(Saved entries)
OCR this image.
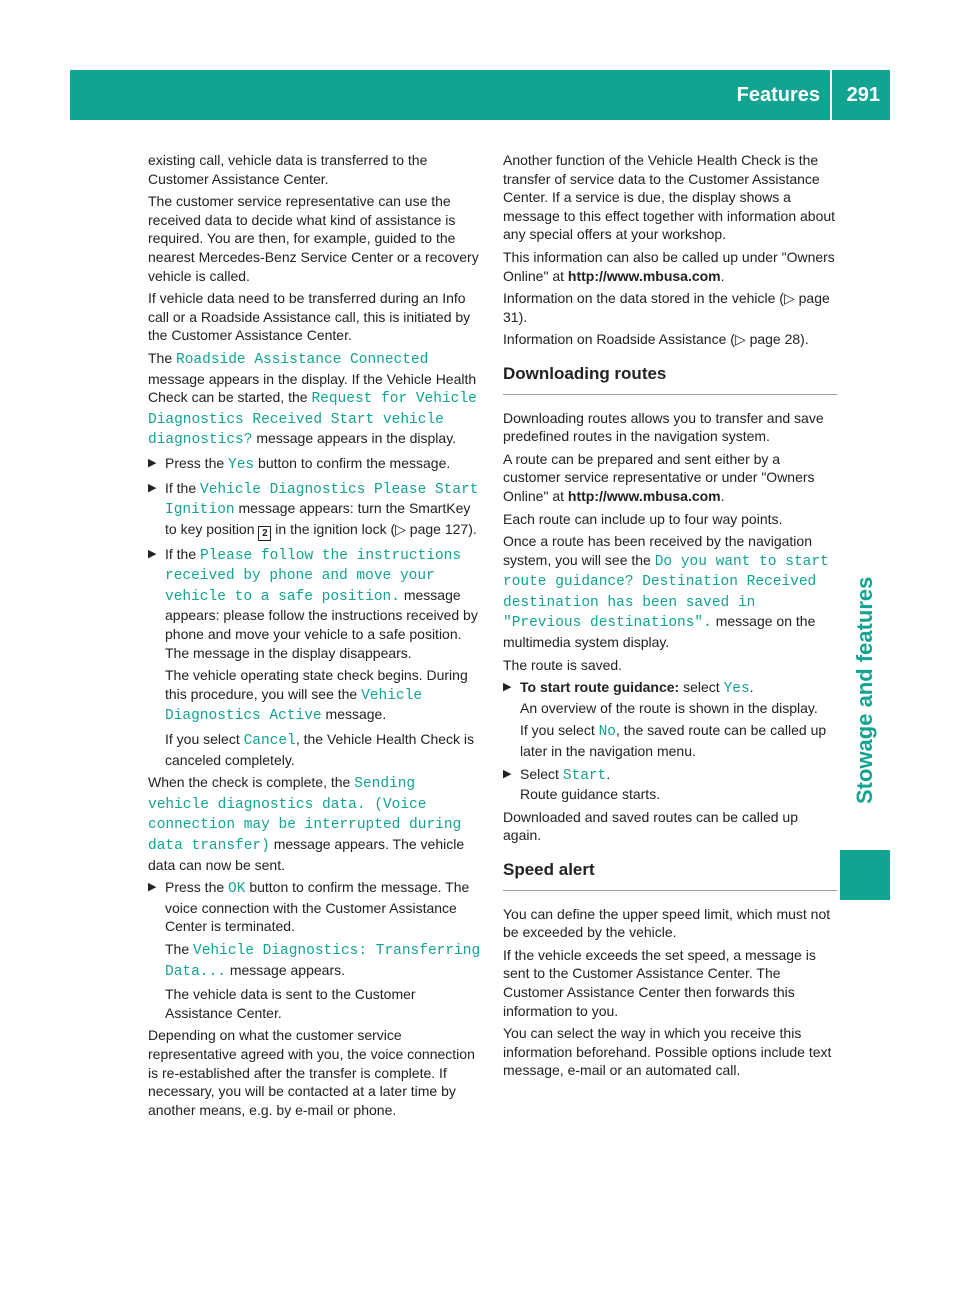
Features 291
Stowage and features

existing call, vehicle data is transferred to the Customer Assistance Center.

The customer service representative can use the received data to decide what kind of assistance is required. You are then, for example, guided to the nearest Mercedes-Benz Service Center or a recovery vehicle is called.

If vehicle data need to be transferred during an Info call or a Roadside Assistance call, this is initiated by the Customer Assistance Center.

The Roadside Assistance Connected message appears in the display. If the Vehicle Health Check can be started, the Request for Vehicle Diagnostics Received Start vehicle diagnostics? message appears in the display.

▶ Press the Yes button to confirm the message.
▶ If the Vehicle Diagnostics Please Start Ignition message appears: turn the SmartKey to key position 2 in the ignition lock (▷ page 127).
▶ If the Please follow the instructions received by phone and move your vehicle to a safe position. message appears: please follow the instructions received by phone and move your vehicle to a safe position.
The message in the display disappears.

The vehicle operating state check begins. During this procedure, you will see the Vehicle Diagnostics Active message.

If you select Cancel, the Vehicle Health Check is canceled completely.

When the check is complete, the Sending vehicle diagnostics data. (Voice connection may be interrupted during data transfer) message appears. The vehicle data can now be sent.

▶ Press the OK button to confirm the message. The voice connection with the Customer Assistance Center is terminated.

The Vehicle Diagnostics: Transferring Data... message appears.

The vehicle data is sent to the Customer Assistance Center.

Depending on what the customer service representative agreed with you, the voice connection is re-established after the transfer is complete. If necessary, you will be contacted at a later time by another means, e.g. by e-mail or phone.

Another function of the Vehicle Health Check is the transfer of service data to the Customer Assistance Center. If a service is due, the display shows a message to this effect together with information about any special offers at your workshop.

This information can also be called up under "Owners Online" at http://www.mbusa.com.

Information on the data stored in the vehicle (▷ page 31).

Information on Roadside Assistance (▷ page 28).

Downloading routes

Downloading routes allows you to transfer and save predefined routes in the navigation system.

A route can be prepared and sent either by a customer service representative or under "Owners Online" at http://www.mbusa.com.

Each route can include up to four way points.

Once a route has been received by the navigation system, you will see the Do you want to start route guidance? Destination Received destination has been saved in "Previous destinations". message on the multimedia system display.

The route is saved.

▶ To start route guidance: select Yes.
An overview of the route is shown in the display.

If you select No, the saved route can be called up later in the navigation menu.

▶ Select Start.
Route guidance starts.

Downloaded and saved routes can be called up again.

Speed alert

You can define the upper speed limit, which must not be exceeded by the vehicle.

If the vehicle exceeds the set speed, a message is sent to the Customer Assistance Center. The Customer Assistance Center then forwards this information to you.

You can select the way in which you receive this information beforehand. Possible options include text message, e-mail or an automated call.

* * *

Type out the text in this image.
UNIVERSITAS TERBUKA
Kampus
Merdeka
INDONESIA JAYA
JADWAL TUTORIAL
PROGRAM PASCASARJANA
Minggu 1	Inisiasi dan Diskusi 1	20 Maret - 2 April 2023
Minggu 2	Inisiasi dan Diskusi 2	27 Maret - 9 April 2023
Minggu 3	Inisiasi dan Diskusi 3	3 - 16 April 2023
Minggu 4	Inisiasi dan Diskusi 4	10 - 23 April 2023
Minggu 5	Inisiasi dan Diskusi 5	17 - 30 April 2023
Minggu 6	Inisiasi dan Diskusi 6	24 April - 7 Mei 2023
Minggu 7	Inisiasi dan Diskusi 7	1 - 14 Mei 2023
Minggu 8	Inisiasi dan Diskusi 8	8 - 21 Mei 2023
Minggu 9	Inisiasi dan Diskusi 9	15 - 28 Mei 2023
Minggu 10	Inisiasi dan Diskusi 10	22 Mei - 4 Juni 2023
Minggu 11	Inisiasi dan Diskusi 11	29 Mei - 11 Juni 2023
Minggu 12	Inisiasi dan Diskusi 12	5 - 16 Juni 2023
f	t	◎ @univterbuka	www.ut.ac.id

▶ Aim
Your task is to gather all lines from the entries above that hold the word "http".

▶ Written answer
This information can also be called up under "Owners Online" at http://www.mbusa.com.
A route can be prepared and sent either by a customer service representative or under "Owners Online" at http://www.mbusa.com.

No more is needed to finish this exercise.